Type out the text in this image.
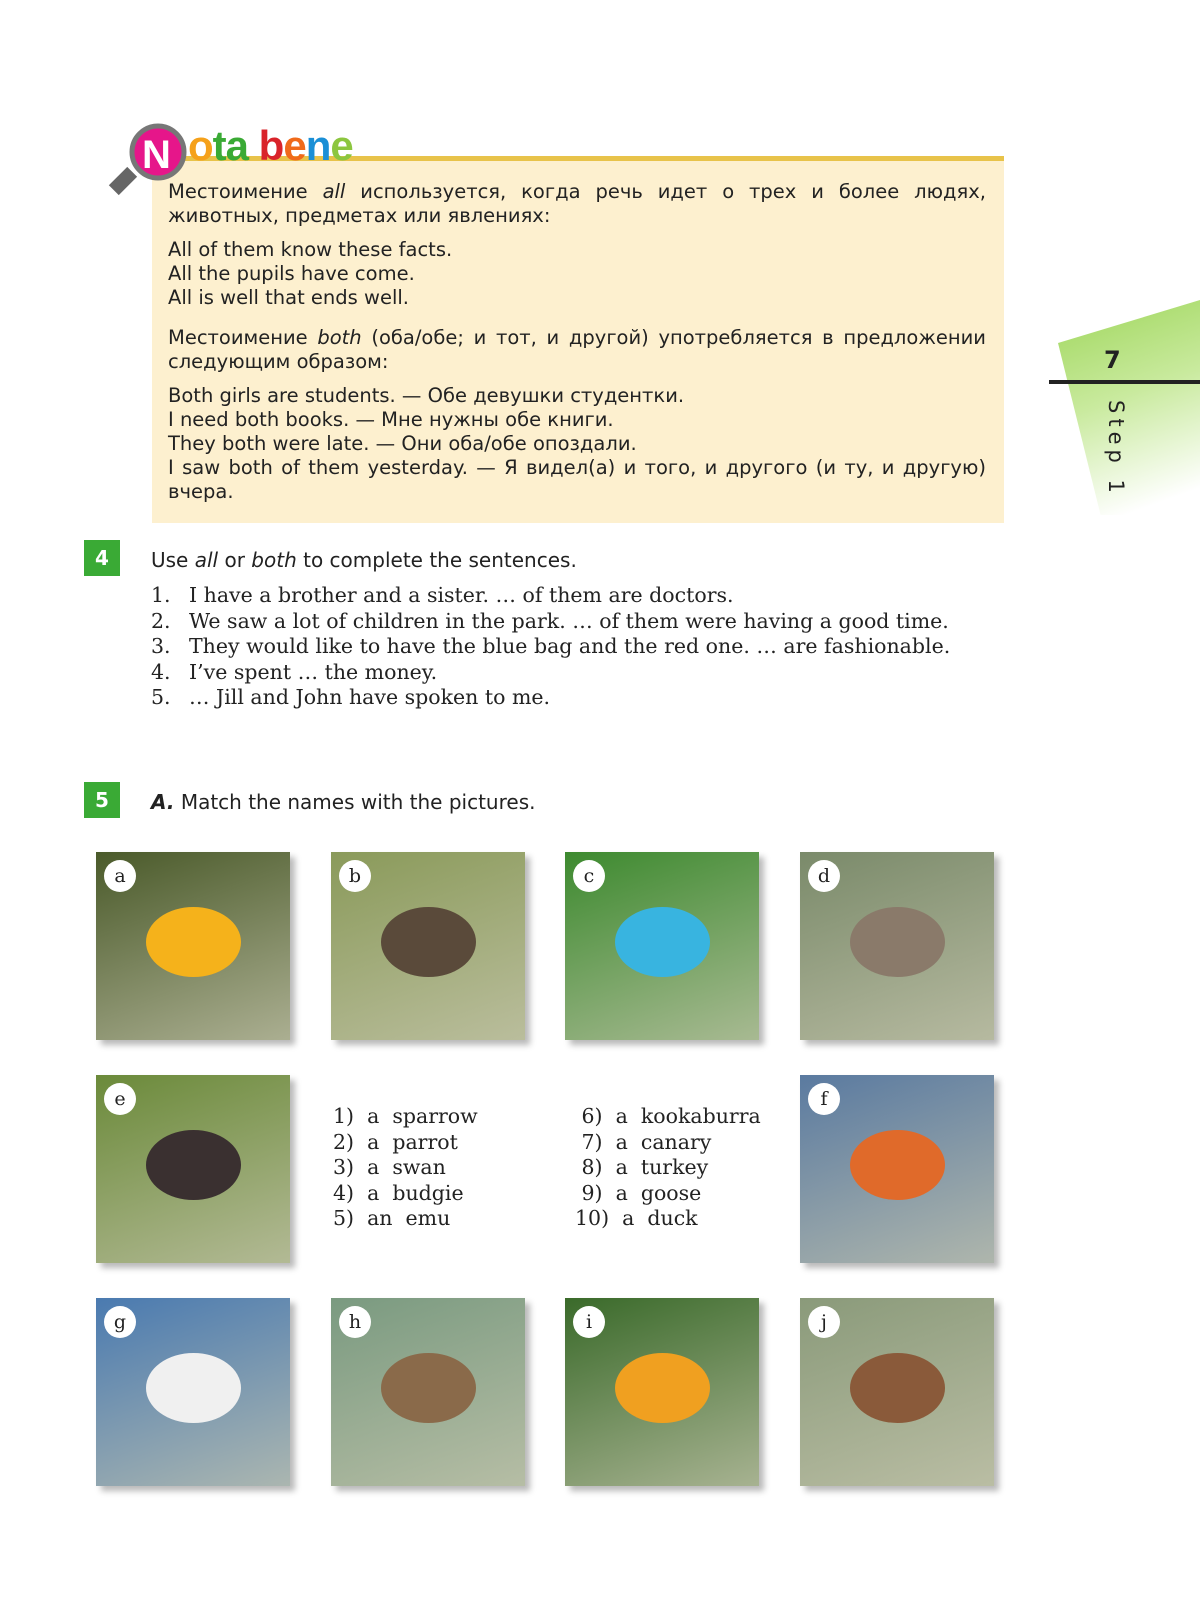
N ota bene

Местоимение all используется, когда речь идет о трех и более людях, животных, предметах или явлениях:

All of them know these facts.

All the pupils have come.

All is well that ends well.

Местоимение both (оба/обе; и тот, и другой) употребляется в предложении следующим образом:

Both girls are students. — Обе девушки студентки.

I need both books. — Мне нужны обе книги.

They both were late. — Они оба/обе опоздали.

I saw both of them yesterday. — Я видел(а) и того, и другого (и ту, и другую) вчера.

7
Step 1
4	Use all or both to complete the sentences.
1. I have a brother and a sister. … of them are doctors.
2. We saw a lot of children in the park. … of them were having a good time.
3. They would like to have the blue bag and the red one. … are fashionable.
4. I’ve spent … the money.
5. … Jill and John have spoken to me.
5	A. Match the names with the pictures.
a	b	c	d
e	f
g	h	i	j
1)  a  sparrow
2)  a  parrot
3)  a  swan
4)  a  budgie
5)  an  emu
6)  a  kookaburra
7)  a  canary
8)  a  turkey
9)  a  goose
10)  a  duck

※ ※ ※

> Problem
Repeat each entry exactly as given; no pictures belong in the copy.

> Exercise output
Type out the text in this image.
N ota bene

Местоимение all используется, когда речь идет о трех и более людях, животных, предметах или явлениях:

All of them know these facts.

All the pupils have come.

All is well that ends well.

Местоимение both (оба/обе; и тот, и другой) употребляется в предложении следующим образом:

Both girls are students. — Обе девушки студентки.

I need both books. — Мне нужны обе книги.

They both were late. — Они оба/обе опоздали.

I saw both of them yesterday. — Я видел(а) и того, и другого (и ту, и другую) вчера.

7
Step 1
4	Use all or both to complete the sentences.
1. I have a brother and a sister. … of them are doctors.
2. We saw a lot of children in the park. … of them were having a good time.
3. They would like to have the blue bag and the red one. … are fashionable.
4. I’ve spent … the money.
5. … Jill and John have spoken to me.
5	A. Match the names with the pictures.
a	b	c	d
e	f
g	h	i	j
1)  a  sparrow
2)  a  parrot
3)  a  swan
4)  a  budgie
5)  an  emu
6)  a  kookaburra
7)  a  canary
8)  a  turkey
9)  a  goose
10)  a  duck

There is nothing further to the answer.